-------- DATA SHOWN
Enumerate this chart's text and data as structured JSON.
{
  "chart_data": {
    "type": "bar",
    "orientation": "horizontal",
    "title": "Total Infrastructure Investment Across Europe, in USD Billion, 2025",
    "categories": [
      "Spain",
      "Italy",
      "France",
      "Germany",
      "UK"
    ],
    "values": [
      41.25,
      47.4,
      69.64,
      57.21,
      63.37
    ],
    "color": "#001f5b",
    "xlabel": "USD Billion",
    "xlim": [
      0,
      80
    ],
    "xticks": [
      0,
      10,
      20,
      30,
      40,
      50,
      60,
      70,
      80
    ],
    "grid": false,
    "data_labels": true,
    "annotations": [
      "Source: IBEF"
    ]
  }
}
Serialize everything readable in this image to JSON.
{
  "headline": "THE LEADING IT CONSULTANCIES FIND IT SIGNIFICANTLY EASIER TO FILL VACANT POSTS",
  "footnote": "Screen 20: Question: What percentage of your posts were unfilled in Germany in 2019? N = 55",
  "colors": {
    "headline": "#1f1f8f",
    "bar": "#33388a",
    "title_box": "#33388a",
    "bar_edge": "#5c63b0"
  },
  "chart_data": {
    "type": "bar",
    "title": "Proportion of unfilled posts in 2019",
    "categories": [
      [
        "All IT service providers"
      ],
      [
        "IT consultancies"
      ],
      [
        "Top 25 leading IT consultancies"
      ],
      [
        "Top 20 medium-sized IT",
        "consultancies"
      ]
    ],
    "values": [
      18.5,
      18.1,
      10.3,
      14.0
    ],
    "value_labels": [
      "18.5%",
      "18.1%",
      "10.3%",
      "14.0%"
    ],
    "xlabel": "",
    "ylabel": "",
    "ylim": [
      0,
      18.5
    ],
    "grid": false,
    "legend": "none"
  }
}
----------------
AIM OF THE EXERCISE:
Output each record precisely as given.

WRITTEN RESPONSE:
Enumerate this chart's text and data as structured JSON.
{
  "chart_data": {
    "type": "bar",
    "orientation": "horizontal",
    "title": "Total Infrastructure Investment Across Europe, in USD Billion, 2025",
    "categories": [
      "Spain",
      "Italy",
      "France",
      "Germany",
      "UK"
    ],
    "values": [
      41.25,
      47.4,
      69.64,
      57.21,
      63.37
    ],
    "color": "#001f5b",
    "xlabel": "USD Billion",
    "xlim": [
      0,
      80
    ],
    "xticks": [
      0,
      10,
      20,
      30,
      40,
      50,
      60,
      70,
      80
    ],
    "grid": false,
    "data_labels": true,
    "annotations": [
      "Source: IBEF"
    ]
  }
}
Serialize everything readable in this image to JSON.
{
  "headline": "THE LEADING IT CONSULTANCIES FIND IT SIGNIFICANTLY EASIER TO FILL VACANT POSTS",
  "footnote": "Screen 20: Question: What percentage of your posts were unfilled in Germany in 2019? N = 55",
  "colors": {
    "headline": "#1f1f8f",
    "bar": "#33388a",
    "title_box": "#33388a",
    "bar_edge": "#5c63b0"
  },
  "chart_data": {
    "type": "bar",
    "title": "Proportion of unfilled posts in 2019",
    "categories": [
      [
        "All IT service providers"
      ],
      [
        "IT consultancies"
      ],
      [
        "Top 25 leading IT consultancies"
      ],
      [
        "Top 20 medium-sized IT",
        "consultancies"
      ]
    ],
    "values": [
      18.5,
      18.1,
      10.3,
      14.0
    ],
    "value_labels": [
      "18.5%",
      "18.1%",
      "10.3%",
      "14.0%"
    ],
    "xlabel": "",
    "ylabel": "",
    "ylim": [
      0,
      18.5
    ],
    "grid": false,
    "legend": "none"
  }
}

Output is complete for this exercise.